Your task: Repeat each entry in full, exactly.

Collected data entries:
>> start

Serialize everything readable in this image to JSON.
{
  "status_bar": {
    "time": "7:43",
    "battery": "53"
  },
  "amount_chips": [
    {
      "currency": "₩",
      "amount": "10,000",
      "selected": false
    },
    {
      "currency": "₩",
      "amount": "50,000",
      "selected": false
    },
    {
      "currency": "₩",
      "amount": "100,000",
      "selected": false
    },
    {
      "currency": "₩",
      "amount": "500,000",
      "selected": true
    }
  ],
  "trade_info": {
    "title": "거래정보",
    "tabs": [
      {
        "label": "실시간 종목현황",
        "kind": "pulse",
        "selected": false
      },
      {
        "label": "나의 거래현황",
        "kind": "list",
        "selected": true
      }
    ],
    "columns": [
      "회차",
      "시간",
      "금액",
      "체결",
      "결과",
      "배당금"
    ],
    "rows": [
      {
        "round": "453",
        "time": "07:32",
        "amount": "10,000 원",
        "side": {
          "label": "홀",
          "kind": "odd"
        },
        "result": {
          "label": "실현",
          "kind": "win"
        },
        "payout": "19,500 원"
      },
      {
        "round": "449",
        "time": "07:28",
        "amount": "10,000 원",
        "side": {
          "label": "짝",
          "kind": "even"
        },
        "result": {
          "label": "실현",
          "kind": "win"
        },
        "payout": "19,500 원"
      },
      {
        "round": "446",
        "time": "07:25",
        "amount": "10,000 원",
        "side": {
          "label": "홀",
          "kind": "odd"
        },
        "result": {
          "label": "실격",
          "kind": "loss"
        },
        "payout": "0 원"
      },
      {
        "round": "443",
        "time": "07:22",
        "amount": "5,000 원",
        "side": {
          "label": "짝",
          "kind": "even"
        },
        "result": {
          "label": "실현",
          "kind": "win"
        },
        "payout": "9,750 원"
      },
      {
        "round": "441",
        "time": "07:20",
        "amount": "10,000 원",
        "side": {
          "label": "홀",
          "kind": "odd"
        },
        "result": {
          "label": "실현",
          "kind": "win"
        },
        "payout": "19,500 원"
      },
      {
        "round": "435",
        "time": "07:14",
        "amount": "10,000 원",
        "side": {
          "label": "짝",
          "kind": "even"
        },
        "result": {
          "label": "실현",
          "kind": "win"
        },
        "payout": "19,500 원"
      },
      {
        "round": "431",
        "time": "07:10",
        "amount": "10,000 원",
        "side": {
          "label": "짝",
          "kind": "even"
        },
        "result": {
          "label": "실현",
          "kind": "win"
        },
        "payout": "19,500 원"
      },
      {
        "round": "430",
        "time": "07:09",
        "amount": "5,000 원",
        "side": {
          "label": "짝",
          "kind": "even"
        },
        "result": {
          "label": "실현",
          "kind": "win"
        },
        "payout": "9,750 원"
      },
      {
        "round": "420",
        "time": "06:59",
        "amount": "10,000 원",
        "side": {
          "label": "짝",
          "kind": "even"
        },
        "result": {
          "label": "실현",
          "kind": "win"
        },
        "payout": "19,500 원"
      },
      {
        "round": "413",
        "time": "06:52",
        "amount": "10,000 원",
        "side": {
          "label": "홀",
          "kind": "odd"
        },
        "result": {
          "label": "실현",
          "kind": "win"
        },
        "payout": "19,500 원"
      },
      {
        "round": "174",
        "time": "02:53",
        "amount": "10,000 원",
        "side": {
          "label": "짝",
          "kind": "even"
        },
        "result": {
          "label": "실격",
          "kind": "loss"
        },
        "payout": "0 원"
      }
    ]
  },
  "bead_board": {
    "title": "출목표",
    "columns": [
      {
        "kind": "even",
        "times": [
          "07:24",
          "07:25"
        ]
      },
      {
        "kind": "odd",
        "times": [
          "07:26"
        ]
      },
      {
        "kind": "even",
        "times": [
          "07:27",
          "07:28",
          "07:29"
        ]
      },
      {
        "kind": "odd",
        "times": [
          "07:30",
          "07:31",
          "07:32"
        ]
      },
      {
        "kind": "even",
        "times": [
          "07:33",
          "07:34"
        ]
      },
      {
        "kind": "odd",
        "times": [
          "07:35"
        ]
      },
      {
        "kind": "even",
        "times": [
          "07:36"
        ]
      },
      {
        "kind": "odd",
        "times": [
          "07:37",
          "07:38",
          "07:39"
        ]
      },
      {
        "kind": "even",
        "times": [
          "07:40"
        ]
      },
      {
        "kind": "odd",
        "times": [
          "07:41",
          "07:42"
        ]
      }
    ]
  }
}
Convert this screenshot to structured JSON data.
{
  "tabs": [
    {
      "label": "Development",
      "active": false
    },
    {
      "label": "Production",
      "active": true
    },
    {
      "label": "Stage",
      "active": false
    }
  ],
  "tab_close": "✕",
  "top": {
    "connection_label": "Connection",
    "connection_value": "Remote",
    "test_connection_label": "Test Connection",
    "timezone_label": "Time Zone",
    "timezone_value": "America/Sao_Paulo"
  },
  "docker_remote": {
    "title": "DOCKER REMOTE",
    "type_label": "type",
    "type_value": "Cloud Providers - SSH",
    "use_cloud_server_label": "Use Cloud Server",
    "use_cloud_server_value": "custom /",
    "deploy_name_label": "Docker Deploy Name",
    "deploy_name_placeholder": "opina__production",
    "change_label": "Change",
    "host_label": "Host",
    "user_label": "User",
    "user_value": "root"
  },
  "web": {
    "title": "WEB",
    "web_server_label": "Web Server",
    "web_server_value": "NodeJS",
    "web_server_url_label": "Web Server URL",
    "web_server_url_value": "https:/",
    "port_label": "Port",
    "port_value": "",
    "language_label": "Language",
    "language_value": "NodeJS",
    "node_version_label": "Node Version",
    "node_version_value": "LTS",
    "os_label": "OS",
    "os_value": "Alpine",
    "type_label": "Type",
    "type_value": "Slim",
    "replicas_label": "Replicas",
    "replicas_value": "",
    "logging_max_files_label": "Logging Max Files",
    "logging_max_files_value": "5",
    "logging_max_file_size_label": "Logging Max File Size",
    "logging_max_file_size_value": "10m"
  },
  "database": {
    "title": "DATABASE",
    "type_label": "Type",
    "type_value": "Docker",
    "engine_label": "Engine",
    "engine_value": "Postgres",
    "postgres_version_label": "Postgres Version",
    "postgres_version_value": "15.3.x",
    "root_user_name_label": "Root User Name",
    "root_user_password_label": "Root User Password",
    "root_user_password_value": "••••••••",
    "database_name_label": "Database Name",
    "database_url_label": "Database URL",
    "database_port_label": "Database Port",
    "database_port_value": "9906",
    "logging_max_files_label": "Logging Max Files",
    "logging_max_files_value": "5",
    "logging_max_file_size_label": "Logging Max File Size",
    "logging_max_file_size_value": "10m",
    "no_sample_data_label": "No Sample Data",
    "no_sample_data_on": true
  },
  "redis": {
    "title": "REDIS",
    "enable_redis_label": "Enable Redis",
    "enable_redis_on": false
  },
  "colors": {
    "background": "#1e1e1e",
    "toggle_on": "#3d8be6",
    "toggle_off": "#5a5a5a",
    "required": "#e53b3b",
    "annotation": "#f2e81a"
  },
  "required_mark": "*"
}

>> end

Expected answer:
Serialize everything readable in this image to JSON.
{
  "status_bar": {
    "time": "7:43",
    "battery": "53"
  },
  "amount_chips": [
    {
      "currency": "₩",
      "amount": "10,000",
      "selected": false
    },
    {
      "currency": "₩",
      "amount": "50,000",
      "selected": false
    },
    {
      "currency": "₩",
      "amount": "100,000",
      "selected": false
    },
    {
      "currency": "₩",
      "amount": "500,000",
      "selected": true
    }
  ],
  "trade_info": {
    "title": "거래정보",
    "tabs": [
      {
        "label": "실시간 종목현황",
        "kind": "pulse",
        "selected": false
      },
      {
        "label": "나의 거래현황",
        "kind": "list",
        "selected": true
      }
    ],
    "columns": [
      "회차",
      "시간",
      "금액",
      "체결",
      "결과",
      "배당금"
    ],
    "rows": [
      {
        "round": "453",
        "time": "07:32",
        "amount": "10,000 원",
        "side": {
          "label": "홀",
          "kind": "odd"
        },
        "result": {
          "label": "실현",
          "kind": "win"
        },
        "payout": "19,500 원"
      },
      {
        "round": "449",
        "time": "07:28",
        "amount": "10,000 원",
        "side": {
          "label": "짝",
          "kind": "even"
        },
        "result": {
          "label": "실현",
          "kind": "win"
        },
        "payout": "19,500 원"
      },
      {
        "round": "446",
        "time": "07:25",
        "amount": "10,000 원",
        "side": {
          "label": "홀",
          "kind": "odd"
        },
        "result": {
          "label": "실격",
          "kind": "loss"
        },
        "payout": "0 원"
      },
      {
        "round": "443",
        "time": "07:22",
        "amount": "5,000 원",
        "side": {
          "label": "짝",
          "kind": "even"
        },
        "result": {
          "label": "실현",
          "kind": "win"
        },
        "payout": "9,750 원"
      },
      {
        "round": "441",
        "time": "07:20",
        "amount": "10,000 원",
        "side": {
          "label": "홀",
          "kind": "odd"
        },
        "result": {
          "label": "실현",
          "kind": "win"
        },
        "payout": "19,500 원"
      },
      {
        "round": "435",
        "time": "07:14",
        "amount": "10,000 원",
        "side": {
          "label": "짝",
          "kind": "even"
        },
        "result": {
          "label": "실현",
          "kind": "win"
        },
        "payout": "19,500 원"
      },
      {
        "round": "431",
        "time": "07:10",
        "amount": "10,000 원",
        "side": {
          "label": "짝",
          "kind": "even"
        },
        "result": {
          "label": "실현",
          "kind": "win"
        },
        "payout": "19,500 원"
      },
      {
        "round": "430",
        "time": "07:09",
        "amount": "5,000 원",
        "side": {
          "label": "짝",
          "kind": "even"
        },
        "result": {
          "label": "실현",
          "kind": "win"
        },
        "payout": "9,750 원"
      },
      {
        "round": "420",
        "time": "06:59",
        "amount": "10,000 원",
        "side": {
          "label": "짝",
          "kind": "even"
        },
        "result": {
          "label": "실현",
          "kind": "win"
        },
        "payout": "19,500 원"
      },
      {
        "round": "413",
        "time": "06:52",
        "amount": "10,000 원",
        "side": {
          "label": "홀",
          "kind": "odd"
        },
        "result": {
          "label": "실현",
          "kind": "win"
        },
        "payout": "19,500 원"
      },
      {
        "round": "174",
        "time": "02:53",
        "amount": "10,000 원",
        "side": {
          "label": "짝",
          "kind": "even"
        },
        "result": {
          "label": "실격",
          "kind": "loss"
        },
        "payout": "0 원"
      }
    ]
  },
  "bead_board": {
    "title": "출목표",
    "columns": [
      {
        "kind": "even",
        "times": [
          "07:24",
          "07:25"
        ]
      },
      {
        "kind": "odd",
        "times": [
          "07:26"
        ]
      },
      {
        "kind": "even",
        "times": [
          "07:27",
          "07:28",
          "07:29"
        ]
      },
      {
        "kind": "odd",
        "times": [
          "07:30",
          "07:31",
          "07:32"
        ]
      },
      {
        "kind": "even",
        "times": [
          "07:33",
          "07:34"
        ]
      },
      {
        "kind": "odd",
        "times": [
          "07:35"
        ]
      },
      {
        "kind": "even",
        "times": [
          "07:36"
        ]
      },
      {
        "kind": "odd",
        "times": [
          "07:37",
          "07:38",
          "07:39"
        ]
      },
      {
        "kind": "even",
        "times": [
          "07:40"
        ]
      },
      {
        "kind": "odd",
        "times": [
          "07:41",
          "07:42"
        ]
      }
    ]
  }
}
Convert this screenshot to structured JSON data.
{
  "tabs": [
    {
      "label": "Development",
      "active": false
    },
    {
      "label": "Production",
      "active": true
    },
    {
      "label": "Stage",
      "active": false
    }
  ],
  "tab_close": "✕",
  "top": {
    "connection_label": "Connection",
    "connection_value": "Remote",
    "test_connection_label": "Test Connection",
    "timezone_label": "Time Zone",
    "timezone_value": "America/Sao_Paulo"
  },
  "docker_remote": {
    "title": "DOCKER REMOTE",
    "type_label": "type",
    "type_value": "Cloud Providers - SSH",
    "use_cloud_server_label": "Use Cloud Server",
    "use_cloud_server_value": "custom /",
    "deploy_name_label": "Docker Deploy Name",
    "deploy_name_placeholder": "opina__production",
    "change_label": "Change",
    "host_label": "Host",
    "user_label": "User",
    "user_value": "root"
  },
  "web": {
    "title": "WEB",
    "web_server_label": "Web Server",
    "web_server_value": "NodeJS",
    "web_server_url_label": "Web Server URL",
    "web_server_url_value": "https:/",
    "port_label": "Port",
    "port_value": "",
    "language_label": "Language",
    "language_value": "NodeJS",
    "node_version_label": "Node Version",
    "node_version_value": "LTS",
    "os_label": "OS",
    "os_value": "Alpine",
    "type_label": "Type",
    "type_value": "Slim",
    "replicas_label": "Replicas",
    "replicas_value": "",
    "logging_max_files_label": "Logging Max Files",
    "logging_max_files_value": "5",
    "logging_max_file_size_label": "Logging Max File Size",
    "logging_max_file_size_value": "10m"
  },
  "database": {
    "title": "DATABASE",
    "type_label": "Type",
    "type_value": "Docker",
    "engine_label": "Engine",
    "engine_value": "Postgres",
    "postgres_version_label": "Postgres Version",
    "postgres_version_value": "15.3.x",
    "root_user_name_label": "Root User Name",
    "root_user_password_label": "Root User Password",
    "root_user_password_value": "••••••••",
    "database_name_label": "Database Name",
    "database_url_label": "Database URL",
    "database_port_label": "Database Port",
    "database_port_value": "9906",
    "logging_max_files_label": "Logging Max Files",
    "logging_max_files_value": "5",
    "logging_max_file_size_label": "Logging Max File Size",
    "logging_max_file_size_value": "10m",
    "no_sample_data_label": "No Sample Data",
    "no_sample_data_on": true
  },
  "redis": {
    "title": "REDIS",
    "enable_redis_label": "Enable Redis",
    "enable_redis_on": false
  },
  "colors": {
    "background": "#1e1e1e",
    "toggle_on": "#3d8be6",
    "toggle_off": "#5a5a5a",
    "required": "#e53b3b",
    "annotation": "#f2e81a"
  },
  "required_mark": "*"
}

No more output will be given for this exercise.